WHAT YOU NEED TO DO: Pick out the lines below that include the string "Rate".

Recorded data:
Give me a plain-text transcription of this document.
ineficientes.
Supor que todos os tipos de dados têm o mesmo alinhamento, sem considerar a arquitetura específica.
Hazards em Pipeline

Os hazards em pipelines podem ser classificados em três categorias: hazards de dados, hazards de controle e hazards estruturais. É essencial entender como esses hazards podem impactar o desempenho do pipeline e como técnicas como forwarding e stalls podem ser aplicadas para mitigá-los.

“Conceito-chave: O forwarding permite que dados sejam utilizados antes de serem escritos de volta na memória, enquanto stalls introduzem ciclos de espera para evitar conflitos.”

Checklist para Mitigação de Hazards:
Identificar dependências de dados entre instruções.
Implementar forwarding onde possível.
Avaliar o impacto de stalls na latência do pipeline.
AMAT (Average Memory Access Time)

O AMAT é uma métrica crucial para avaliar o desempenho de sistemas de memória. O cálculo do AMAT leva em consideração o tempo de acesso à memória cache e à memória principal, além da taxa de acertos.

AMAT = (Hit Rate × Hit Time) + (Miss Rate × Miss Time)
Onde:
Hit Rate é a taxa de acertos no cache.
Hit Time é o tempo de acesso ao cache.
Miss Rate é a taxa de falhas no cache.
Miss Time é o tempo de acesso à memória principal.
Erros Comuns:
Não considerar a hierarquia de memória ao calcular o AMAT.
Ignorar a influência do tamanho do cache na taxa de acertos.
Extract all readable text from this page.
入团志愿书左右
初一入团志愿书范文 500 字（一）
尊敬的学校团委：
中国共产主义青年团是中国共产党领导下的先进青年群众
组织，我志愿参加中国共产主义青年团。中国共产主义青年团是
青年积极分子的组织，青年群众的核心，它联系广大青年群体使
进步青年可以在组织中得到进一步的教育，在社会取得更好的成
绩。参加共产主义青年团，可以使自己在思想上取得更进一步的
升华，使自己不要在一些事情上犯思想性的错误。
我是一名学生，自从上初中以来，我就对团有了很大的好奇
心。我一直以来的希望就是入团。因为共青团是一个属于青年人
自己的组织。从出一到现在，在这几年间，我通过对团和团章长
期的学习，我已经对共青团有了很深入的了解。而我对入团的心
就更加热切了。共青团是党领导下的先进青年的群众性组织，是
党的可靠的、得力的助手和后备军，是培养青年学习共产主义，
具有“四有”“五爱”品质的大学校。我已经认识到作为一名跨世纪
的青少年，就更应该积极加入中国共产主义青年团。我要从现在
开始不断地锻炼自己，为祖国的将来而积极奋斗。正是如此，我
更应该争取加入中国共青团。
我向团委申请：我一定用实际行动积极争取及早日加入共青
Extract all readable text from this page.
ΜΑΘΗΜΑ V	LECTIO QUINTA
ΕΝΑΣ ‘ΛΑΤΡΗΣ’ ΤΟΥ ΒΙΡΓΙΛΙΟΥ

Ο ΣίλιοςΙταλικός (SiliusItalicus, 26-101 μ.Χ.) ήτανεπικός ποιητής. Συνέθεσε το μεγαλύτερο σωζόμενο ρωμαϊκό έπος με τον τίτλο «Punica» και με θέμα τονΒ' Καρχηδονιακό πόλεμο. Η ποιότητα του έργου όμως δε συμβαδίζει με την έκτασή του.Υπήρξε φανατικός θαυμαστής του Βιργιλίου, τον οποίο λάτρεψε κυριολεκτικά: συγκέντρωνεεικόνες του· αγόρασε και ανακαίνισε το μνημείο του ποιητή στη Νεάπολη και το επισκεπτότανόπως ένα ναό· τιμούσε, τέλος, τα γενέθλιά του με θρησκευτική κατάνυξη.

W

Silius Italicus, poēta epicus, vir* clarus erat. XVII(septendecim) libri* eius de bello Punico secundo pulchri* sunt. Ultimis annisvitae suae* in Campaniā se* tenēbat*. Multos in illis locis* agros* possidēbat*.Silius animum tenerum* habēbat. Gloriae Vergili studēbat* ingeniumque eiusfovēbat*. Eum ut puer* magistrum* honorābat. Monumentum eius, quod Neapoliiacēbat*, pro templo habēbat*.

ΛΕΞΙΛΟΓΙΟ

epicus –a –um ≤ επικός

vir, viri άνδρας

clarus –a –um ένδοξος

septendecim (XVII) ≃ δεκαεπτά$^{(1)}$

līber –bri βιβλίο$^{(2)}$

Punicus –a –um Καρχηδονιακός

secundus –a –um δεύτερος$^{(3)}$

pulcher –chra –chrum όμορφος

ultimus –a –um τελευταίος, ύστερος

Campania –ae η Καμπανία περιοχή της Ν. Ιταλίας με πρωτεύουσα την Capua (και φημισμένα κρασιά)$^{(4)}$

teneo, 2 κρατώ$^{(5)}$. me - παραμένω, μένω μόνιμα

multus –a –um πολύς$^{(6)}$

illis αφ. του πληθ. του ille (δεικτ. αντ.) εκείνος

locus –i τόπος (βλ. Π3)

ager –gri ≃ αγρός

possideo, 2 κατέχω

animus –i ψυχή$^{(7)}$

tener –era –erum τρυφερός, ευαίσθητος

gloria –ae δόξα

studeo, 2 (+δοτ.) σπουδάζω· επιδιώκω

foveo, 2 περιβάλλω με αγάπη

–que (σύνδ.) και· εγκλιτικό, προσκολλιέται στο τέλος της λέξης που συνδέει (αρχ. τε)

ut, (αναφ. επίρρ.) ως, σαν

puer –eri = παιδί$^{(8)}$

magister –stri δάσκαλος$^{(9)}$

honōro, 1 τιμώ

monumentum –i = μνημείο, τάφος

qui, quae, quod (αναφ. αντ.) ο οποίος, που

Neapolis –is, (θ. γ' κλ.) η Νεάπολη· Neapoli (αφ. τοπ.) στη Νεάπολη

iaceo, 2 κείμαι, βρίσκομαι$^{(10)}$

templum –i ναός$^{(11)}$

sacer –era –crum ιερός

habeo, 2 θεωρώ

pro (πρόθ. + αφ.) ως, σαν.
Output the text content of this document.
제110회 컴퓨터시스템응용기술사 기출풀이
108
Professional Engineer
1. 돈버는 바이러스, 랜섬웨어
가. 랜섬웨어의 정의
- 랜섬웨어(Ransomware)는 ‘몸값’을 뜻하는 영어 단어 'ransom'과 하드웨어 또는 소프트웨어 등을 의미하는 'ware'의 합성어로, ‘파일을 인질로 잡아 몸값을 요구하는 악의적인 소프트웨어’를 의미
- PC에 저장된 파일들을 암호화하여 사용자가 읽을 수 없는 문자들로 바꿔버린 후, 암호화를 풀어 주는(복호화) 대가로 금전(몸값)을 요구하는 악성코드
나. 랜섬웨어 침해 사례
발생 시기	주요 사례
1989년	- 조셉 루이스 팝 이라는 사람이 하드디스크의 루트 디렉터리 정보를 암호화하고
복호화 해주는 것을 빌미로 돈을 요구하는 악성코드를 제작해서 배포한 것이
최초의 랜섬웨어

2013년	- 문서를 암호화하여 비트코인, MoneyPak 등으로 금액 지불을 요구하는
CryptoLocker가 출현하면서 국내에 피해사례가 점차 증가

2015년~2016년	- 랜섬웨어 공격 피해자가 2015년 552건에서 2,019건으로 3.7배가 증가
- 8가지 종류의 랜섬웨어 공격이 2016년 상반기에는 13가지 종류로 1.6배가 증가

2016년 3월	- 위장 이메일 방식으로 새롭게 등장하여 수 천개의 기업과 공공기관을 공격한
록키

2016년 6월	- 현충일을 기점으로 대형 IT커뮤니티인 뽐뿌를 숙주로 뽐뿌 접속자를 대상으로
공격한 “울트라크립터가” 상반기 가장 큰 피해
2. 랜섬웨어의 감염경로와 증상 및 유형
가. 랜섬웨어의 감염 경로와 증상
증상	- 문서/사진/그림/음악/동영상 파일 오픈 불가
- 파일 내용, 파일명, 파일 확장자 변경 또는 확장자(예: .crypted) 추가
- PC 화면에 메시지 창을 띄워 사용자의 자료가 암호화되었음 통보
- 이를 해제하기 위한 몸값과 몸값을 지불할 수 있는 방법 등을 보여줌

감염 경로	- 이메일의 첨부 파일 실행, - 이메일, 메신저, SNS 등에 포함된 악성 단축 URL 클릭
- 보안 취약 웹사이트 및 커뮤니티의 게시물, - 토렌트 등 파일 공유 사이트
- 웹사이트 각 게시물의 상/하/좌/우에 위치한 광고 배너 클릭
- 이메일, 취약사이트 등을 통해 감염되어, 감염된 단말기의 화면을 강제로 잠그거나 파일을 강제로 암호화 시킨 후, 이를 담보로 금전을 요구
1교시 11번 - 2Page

FINISHED EXERCISE:
AMAT = (Hit Rate × Hit Time) + (Miss Rate × Miss Time)
Hit Rate é a taxa de acertos no cache.
Miss Rate é a taxa de falhas no cache.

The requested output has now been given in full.